▶ **RECORDS SHOWN**
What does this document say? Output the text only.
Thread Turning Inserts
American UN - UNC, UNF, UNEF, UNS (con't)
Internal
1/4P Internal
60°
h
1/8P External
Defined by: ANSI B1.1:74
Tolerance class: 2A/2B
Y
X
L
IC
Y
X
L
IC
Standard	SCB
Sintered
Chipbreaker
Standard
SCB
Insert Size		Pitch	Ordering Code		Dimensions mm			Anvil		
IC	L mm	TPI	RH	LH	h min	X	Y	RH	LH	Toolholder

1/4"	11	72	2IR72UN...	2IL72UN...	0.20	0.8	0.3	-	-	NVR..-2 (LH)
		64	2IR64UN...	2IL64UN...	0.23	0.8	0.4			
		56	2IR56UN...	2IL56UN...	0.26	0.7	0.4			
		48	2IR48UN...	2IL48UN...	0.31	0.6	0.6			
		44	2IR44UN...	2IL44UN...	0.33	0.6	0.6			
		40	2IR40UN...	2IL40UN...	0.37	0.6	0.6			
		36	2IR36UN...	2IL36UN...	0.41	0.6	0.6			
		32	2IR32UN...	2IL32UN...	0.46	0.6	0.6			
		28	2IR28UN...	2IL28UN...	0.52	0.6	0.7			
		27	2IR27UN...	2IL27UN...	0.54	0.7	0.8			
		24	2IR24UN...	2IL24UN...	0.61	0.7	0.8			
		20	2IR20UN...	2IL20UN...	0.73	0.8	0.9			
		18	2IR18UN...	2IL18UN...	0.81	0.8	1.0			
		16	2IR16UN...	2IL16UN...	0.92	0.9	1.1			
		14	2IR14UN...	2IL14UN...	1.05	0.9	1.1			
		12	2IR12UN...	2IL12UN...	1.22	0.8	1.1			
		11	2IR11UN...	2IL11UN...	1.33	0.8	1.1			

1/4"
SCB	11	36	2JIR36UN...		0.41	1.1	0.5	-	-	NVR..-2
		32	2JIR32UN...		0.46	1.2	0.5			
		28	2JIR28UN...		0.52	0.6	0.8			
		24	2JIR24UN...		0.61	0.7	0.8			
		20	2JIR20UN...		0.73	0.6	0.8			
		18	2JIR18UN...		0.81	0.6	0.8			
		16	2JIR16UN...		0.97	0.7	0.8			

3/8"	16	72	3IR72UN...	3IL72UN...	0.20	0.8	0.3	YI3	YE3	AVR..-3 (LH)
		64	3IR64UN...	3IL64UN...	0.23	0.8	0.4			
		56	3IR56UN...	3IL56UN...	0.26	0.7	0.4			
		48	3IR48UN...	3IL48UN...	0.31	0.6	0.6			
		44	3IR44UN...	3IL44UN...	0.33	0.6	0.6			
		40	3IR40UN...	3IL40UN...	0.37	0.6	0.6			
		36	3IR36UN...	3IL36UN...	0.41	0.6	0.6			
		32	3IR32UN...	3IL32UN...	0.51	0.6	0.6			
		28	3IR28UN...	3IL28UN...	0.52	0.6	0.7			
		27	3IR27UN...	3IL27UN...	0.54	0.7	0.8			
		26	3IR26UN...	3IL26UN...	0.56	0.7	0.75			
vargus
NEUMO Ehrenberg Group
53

▶ **WHAT YOU NEED TO DO**
Copy out all of the records shown above exactly.

▶ **RESPONSE TO THIS TASK**
What does this document say? Output the text only.
Thread Turning Inserts
American UN - UNC, UNF, UNEF, UNS (con't)
Internal
1/4P Internal
60°
h
1/8P External
Defined by: ANSI B1.1:74
Tolerance class: 2A/2B
Y
X
L
IC
Y
X
L
IC
Standard	SCB
Sintered
Chipbreaker
Standard
SCB
Insert Size		Pitch	Ordering Code		Dimensions mm			Anvil		
IC	L mm	TPI	RH	LH	h min	X	Y	RH	LH	Toolholder

1/4"	11	72	2IR72UN...	2IL72UN...	0.20	0.8	0.3	-	-	NVR..-2 (LH)
		64	2IR64UN...	2IL64UN...	0.23	0.8	0.4			
		56	2IR56UN...	2IL56UN...	0.26	0.7	0.4			
		48	2IR48UN...	2IL48UN...	0.31	0.6	0.6			
		44	2IR44UN...	2IL44UN...	0.33	0.6	0.6			
		40	2IR40UN...	2IL40UN...	0.37	0.6	0.6			
		36	2IR36UN...	2IL36UN...	0.41	0.6	0.6			
		32	2IR32UN...	2IL32UN...	0.46	0.6	0.6			
		28	2IR28UN...	2IL28UN...	0.52	0.6	0.7			
		27	2IR27UN...	2IL27UN...	0.54	0.7	0.8			
		24	2IR24UN...	2IL24UN...	0.61	0.7	0.8			
		20	2IR20UN...	2IL20UN...	0.73	0.8	0.9			
		18	2IR18UN...	2IL18UN...	0.81	0.8	1.0			
		16	2IR16UN...	2IL16UN...	0.92	0.9	1.1			
		14	2IR14UN...	2IL14UN...	1.05	0.9	1.1			
		12	2IR12UN...	2IL12UN...	1.22	0.8	1.1			
		11	2IR11UN...	2IL11UN...	1.33	0.8	1.1			

1/4"
SCB	11	36	2JIR36UN...		0.41	1.1	0.5	-	-	NVR..-2
		32	2JIR32UN...		0.46	1.2	0.5			
		28	2JIR28UN...		0.52	0.6	0.8			
		24	2JIR24UN...		0.61	0.7	0.8			
		20	2JIR20UN...		0.73	0.6	0.8			
		18	2JIR18UN...		0.81	0.6	0.8			
		16	2JIR16UN...		0.97	0.7	0.8			

3/8"	16	72	3IR72UN...	3IL72UN...	0.20	0.8	0.3	YI3	YE3	AVR..-3 (LH)
		64	3IR64UN...	3IL64UN...	0.23	0.8	0.4			
		56	3IR56UN...	3IL56UN...	0.26	0.7	0.4			
		48	3IR48UN...	3IL48UN...	0.31	0.6	0.6			
		44	3IR44UN...	3IL44UN...	0.33	0.6	0.6			
		40	3IR40UN...	3IL40UN...	0.37	0.6	0.6			
		36	3IR36UN...	3IL36UN...	0.41	0.6	0.6			
		32	3IR32UN...	3IL32UN...	0.51	0.6	0.6			
		28	3IR28UN...	3IL28UN...	0.52	0.6	0.7			
		27	3IR27UN...	3IL27UN...	0.54	0.7	0.8			
		26	3IR26UN...	3IL26UN...	0.56	0.7	0.75			
vargus
NEUMO Ehrenberg Group
53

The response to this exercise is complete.